* YOUR TASK *
Repeat, exactly and alone, every line from the line that contains "Extract the structured data from this chart" to the end of the entries.

* RECORDS SHOWN *
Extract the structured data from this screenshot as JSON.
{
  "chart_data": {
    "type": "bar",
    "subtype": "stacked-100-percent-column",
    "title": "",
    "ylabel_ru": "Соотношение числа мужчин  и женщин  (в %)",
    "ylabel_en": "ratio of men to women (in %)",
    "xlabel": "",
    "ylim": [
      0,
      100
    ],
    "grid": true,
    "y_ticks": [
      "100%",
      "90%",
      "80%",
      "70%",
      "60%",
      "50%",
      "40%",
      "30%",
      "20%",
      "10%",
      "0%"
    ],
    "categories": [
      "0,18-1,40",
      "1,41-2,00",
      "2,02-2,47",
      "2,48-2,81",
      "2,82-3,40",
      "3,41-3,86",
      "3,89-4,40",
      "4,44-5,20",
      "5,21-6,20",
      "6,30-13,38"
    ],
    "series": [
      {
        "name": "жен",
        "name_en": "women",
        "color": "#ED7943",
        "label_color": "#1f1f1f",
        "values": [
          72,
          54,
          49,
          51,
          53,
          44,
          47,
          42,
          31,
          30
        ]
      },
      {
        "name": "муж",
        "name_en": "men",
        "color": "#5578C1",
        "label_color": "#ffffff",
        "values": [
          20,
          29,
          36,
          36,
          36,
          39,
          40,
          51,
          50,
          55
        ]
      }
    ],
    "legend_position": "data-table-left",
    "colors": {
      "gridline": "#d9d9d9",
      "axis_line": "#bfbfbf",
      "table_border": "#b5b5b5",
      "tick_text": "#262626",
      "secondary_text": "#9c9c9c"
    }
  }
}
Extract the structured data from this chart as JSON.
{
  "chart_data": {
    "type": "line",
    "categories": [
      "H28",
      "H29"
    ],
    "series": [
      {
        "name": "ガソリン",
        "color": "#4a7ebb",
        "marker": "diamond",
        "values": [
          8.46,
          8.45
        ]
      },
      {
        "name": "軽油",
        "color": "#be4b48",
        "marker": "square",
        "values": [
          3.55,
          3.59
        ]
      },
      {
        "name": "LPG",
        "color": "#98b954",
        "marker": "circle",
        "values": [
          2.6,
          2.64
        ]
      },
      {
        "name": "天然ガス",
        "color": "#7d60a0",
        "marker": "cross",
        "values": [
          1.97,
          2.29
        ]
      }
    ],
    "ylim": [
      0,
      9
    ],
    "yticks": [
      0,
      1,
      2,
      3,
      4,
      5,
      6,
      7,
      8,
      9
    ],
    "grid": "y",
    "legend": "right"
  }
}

* WRITTEN ANSWER *
Extract the structured data from this chart as JSON.
{
  "chart_data": {
    "type": "line",
    "categories": [
      "H28",
      "H29"
    ],
    "series": [
      {
        "name": "ガソリン",
        "color": "#4a7ebb",
        "marker": "diamond",
        "values": [
          8.46,
          8.45
        ]
      },
      {
        "name": "軽油",
        "color": "#be4b48",
        "marker": "square",
        "values": [
          3.55,
          3.59
        ]
      },
      {
        "name": "LPG",
        "color": "#98b954",
        "marker": "circle",
        "values": [
          2.6,
          2.64
        ]
      },
      {
        "name": "天然ガス",
        "color": "#7d60a0",
        "marker": "cross",
        "values": [
          1.97,
          2.29
        ]
      }
    ],
    "ylim": [
      0,
      9
    ],
    "yticks": [
      0,
      1,
      2,
      3,
      4,
      5,
      6,
      7,
      8,
      9
    ],
    "grid": "y",
    "legend": "right"
  }
}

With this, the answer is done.